=== Stated problem ===
Copy out the records below line for line, changing nothing.

[Entries of boxed elements]
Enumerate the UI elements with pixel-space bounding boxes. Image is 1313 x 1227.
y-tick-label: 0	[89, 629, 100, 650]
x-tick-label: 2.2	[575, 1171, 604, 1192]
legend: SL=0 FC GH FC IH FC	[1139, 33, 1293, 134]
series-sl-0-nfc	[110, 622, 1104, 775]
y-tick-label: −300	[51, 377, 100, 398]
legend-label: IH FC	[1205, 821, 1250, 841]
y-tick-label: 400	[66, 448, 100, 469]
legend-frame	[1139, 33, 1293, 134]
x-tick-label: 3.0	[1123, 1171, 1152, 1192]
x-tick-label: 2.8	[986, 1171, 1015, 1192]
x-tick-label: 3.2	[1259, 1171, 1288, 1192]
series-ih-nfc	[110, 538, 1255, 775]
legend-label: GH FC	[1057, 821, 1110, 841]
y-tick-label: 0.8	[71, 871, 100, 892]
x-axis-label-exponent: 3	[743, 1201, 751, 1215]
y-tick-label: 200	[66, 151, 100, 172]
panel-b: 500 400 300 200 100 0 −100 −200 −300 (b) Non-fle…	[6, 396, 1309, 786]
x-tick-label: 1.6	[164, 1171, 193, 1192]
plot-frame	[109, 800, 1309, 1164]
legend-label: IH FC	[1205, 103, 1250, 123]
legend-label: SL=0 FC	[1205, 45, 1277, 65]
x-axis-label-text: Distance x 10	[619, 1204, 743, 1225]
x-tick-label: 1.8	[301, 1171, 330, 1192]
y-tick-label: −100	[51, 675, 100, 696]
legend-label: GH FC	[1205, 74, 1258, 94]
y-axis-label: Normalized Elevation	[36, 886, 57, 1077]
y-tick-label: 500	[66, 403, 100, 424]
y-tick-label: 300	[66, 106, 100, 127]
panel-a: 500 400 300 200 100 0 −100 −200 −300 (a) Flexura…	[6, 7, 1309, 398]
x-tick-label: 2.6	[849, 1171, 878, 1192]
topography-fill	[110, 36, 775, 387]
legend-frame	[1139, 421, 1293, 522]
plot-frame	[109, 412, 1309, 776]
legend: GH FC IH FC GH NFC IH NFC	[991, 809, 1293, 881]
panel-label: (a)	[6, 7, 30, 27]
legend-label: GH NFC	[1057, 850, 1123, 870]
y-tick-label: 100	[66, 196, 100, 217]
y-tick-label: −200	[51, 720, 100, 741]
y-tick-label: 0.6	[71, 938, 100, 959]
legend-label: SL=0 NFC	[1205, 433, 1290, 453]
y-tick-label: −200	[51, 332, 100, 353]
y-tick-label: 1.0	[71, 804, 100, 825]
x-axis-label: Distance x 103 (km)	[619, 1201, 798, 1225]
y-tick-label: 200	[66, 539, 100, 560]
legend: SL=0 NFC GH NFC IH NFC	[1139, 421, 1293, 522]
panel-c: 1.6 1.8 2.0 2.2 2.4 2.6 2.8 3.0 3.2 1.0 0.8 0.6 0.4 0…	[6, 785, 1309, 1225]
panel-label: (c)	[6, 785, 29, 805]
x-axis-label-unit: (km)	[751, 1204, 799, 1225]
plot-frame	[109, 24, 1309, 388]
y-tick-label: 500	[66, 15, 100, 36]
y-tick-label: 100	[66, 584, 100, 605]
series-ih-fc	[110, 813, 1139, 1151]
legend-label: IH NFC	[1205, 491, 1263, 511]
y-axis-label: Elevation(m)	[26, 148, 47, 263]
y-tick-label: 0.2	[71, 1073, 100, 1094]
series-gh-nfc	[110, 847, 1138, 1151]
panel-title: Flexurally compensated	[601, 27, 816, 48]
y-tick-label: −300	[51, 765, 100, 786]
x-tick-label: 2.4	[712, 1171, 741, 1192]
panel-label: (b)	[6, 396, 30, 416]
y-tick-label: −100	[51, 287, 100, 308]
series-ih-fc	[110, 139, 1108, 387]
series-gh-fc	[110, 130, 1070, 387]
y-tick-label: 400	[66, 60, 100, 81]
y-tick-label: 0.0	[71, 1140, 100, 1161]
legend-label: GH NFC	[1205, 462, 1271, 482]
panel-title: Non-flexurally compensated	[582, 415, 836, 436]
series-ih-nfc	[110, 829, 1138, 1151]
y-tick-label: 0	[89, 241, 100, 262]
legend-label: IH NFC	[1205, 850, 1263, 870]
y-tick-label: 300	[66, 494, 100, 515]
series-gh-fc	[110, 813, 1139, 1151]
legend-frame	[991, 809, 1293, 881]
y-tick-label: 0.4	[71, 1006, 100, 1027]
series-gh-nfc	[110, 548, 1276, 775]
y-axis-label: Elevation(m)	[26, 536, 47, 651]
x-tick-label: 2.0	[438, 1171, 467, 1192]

=== Written response ===
Enumerate the UI elements with pixel-space bounding boxes. Image is 1313 x 1227.
y-tick-label: 0	[89, 629, 100, 650]
x-tick-label: 2.2	[575, 1171, 604, 1192]
legend: SL=0 FC GH FC IH FC	[1139, 33, 1293, 134]
series-sl-0-nfc	[110, 622, 1104, 775]
y-tick-label: −300	[51, 377, 100, 398]
legend-label: IH FC	[1205, 821, 1250, 841]
y-tick-label: 400	[66, 448, 100, 469]
legend-frame	[1139, 33, 1293, 134]
x-tick-label: 3.0	[1123, 1171, 1152, 1192]
x-tick-label: 2.8	[986, 1171, 1015, 1192]
x-tick-label: 3.2	[1259, 1171, 1288, 1192]
series-ih-nfc	[110, 538, 1255, 775]
legend-label: GH FC	[1057, 821, 1110, 841]
y-tick-label: 0.8	[71, 871, 100, 892]
x-axis-label-exponent: 3	[743, 1201, 751, 1215]
y-tick-label: 200	[66, 151, 100, 172]
panel-b: 500 400 300 200 100 0 −100 −200 −300 (b) Non-fle…	[6, 396, 1309, 786]
x-tick-label: 1.6	[164, 1171, 193, 1192]
plot-frame	[109, 800, 1309, 1164]
legend-label: IH FC	[1205, 103, 1250, 123]
legend-label: SL=0 FC	[1205, 45, 1277, 65]
x-axis-label-text: Distance x 10	[619, 1204, 743, 1225]
x-tick-label: 1.8	[301, 1171, 330, 1192]
y-tick-label: −100	[51, 675, 100, 696]
legend-label: GH FC	[1205, 74, 1258, 94]
y-axis-label: Normalized Elevation	[36, 886, 57, 1077]
y-tick-label: 500	[66, 403, 100, 424]
y-tick-label: 300	[66, 106, 100, 127]
panel-a: 500 400 300 200 100 0 −100 −200 −300 (a) Flexura…	[6, 7, 1309, 398]
x-tick-label: 2.6	[849, 1171, 878, 1192]
topography-fill	[110, 36, 775, 387]
legend-frame	[1139, 421, 1293, 522]
plot-frame	[109, 412, 1309, 776]
legend: GH FC IH FC GH NFC IH NFC	[991, 809, 1293, 881]
panel-label: (a)	[6, 7, 30, 27]
legend-label: GH NFC	[1057, 850, 1123, 870]
y-tick-label: 100	[66, 196, 100, 217]
y-tick-label: −200	[51, 720, 100, 741]
y-tick-label: 0.6	[71, 938, 100, 959]
legend-label: SL=0 NFC	[1205, 433, 1290, 453]
y-tick-label: −200	[51, 332, 100, 353]
y-tick-label: 1.0	[71, 804, 100, 825]
x-axis-label: Distance x 103 (km)	[619, 1201, 798, 1225]
y-tick-label: 200	[66, 539, 100, 560]
legend: SL=0 NFC GH NFC IH NFC	[1139, 421, 1293, 522]
panel-c: 1.6 1.8 2.0 2.2 2.4 2.6 2.8 3.0 3.2 1.0 0.8 0.6 0.4 0…	[6, 785, 1309, 1225]
panel-label: (c)	[6, 785, 29, 805]
x-axis-label-unit: (km)	[751, 1204, 799, 1225]
plot-frame	[109, 24, 1309, 388]
y-tick-label: 500	[66, 15, 100, 36]
y-tick-label: 100	[66, 584, 100, 605]
series-ih-fc	[110, 813, 1139, 1151]
legend-label: IH NFC	[1205, 491, 1263, 511]
y-axis-label: Elevation(m)	[26, 148, 47, 263]
y-tick-label: 0.2	[71, 1073, 100, 1094]
series-gh-nfc	[110, 847, 1138, 1151]
panel-title: Flexurally compensated	[601, 27, 816, 48]
y-tick-label: −300	[51, 765, 100, 786]
x-tick-label: 2.4	[712, 1171, 741, 1192]
panel-label: (b)	[6, 396, 30, 416]
y-tick-label: −100	[51, 287, 100, 308]
series-ih-fc	[110, 139, 1108, 387]
series-gh-fc	[110, 130, 1070, 387]
y-tick-label: 400	[66, 60, 100, 81]
y-tick-label: 0.0	[71, 1140, 100, 1161]
legend-label: GH NFC	[1205, 462, 1271, 482]
panel-title: Non-flexurally compensated	[582, 415, 836, 436]
series-ih-nfc	[110, 829, 1138, 1151]
y-tick-label: 0	[89, 241, 100, 262]
legend-label: IH NFC	[1205, 850, 1263, 870]
y-tick-label: 300	[66, 494, 100, 515]
series-gh-fc	[110, 813, 1139, 1151]
legend-frame	[991, 809, 1293, 881]
y-tick-label: 0.4	[71, 1006, 100, 1027]
series-gh-nfc	[110, 548, 1276, 775]
y-axis-label: Elevation(m)	[26, 536, 47, 651]
x-tick-label: 2.0	[438, 1171, 467, 1192]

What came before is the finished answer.